Task to carry out.
Go through the records and copy each line where the word "hashtags" occurs.

(Stored dataset items)

_ _ _ _ _ _ _

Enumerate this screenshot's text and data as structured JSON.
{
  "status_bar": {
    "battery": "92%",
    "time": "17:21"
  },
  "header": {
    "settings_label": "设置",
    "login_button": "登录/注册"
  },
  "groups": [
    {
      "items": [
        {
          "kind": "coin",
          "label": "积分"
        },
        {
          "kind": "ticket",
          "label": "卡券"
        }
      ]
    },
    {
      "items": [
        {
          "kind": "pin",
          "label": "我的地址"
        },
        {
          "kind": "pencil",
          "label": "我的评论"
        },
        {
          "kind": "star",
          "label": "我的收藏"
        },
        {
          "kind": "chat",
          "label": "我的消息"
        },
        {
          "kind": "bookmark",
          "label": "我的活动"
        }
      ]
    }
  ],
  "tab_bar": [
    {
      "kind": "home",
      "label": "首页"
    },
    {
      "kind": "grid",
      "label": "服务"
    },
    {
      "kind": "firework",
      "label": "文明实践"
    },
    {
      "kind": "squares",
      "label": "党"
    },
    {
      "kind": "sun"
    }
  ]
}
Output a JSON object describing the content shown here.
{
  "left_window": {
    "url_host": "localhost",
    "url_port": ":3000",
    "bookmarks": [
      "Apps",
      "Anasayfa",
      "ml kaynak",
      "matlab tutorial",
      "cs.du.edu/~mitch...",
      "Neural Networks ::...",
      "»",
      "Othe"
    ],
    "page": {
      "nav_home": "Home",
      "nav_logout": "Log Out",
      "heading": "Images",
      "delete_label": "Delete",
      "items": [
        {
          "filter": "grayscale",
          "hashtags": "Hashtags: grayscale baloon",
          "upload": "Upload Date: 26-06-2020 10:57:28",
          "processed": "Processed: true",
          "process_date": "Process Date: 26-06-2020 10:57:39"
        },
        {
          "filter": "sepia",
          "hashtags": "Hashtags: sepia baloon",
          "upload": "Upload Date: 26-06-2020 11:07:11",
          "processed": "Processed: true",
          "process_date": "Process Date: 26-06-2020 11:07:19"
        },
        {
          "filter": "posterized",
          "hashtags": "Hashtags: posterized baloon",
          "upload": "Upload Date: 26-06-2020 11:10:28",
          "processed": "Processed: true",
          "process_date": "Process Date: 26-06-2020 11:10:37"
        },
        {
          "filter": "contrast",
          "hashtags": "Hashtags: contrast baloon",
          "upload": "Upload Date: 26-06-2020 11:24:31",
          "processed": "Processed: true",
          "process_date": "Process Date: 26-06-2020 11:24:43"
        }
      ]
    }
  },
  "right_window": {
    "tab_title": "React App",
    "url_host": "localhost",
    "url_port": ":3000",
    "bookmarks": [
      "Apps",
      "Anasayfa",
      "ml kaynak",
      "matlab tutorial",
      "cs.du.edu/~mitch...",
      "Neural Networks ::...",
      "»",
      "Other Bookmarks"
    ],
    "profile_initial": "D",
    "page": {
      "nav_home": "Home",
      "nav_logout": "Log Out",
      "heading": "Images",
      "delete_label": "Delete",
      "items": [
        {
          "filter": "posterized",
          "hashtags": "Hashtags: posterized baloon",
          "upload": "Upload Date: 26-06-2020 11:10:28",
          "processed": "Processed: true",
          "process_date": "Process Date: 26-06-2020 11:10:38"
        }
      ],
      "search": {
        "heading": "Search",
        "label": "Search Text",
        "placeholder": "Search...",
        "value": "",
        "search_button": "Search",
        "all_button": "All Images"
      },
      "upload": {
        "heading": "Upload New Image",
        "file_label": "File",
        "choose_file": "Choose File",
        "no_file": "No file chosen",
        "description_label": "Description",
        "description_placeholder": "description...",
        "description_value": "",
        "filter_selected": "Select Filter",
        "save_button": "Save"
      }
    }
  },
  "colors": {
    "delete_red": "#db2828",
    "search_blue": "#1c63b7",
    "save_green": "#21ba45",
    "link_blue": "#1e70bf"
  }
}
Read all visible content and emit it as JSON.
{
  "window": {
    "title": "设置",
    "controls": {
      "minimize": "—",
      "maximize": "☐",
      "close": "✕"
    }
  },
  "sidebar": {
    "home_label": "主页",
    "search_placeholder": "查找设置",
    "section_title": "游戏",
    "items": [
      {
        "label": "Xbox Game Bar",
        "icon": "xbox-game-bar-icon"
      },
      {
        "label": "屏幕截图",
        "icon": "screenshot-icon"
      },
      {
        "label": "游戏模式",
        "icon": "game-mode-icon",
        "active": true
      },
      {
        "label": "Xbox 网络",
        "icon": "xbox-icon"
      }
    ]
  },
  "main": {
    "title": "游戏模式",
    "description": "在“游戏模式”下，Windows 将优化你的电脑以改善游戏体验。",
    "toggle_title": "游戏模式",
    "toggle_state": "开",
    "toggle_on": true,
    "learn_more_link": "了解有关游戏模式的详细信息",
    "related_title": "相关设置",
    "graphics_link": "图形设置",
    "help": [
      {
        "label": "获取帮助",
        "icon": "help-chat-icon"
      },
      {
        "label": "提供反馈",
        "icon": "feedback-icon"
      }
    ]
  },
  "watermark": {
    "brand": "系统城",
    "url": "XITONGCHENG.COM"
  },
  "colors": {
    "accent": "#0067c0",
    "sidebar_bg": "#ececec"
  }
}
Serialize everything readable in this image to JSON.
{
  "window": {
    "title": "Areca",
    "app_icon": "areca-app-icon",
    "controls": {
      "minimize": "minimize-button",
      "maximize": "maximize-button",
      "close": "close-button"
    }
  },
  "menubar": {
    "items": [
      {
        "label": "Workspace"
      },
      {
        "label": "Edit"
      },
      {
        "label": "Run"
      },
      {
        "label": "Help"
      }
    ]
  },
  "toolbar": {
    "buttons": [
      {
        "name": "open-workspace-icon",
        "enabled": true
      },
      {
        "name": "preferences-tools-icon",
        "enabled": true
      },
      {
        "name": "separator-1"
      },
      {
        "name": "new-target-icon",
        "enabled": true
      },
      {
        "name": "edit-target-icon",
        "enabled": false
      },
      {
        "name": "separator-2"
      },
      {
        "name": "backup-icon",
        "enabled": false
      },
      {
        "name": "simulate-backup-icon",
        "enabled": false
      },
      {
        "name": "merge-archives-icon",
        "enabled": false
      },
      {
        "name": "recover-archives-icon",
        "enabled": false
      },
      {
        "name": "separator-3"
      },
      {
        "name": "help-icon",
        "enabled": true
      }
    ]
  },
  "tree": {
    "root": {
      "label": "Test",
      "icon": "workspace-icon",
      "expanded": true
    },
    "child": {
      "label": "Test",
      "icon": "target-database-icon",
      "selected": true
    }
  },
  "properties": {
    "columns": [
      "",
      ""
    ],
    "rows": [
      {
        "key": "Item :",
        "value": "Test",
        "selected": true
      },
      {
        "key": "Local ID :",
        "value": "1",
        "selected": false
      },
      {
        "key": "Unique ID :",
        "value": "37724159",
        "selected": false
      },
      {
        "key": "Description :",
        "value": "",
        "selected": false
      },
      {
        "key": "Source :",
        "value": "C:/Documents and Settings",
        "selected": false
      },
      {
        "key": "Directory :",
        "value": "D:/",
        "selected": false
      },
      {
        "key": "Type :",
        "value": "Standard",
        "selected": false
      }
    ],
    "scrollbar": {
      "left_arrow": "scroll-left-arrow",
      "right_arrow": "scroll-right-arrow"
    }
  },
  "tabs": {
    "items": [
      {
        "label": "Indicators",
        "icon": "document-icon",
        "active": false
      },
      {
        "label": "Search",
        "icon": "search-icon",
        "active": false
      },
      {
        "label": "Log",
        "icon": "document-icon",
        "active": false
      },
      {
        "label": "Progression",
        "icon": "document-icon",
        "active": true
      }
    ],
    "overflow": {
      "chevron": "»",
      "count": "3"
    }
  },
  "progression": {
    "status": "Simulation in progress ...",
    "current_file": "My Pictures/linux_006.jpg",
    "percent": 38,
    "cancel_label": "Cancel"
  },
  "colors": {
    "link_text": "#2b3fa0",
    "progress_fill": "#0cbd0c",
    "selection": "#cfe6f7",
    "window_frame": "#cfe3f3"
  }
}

_ _ _ _ _ _ _

Task result.
          "hashtags": "Hashtags: grayscale baloon",
          "hashtags": "Hashtags: sepia baloon",
          "hashtags": "Hashtags: posterized baloon",
          "hashtags": "Hashtags: contrast baloon",
          "hashtags": "Hashtags: posterized baloon",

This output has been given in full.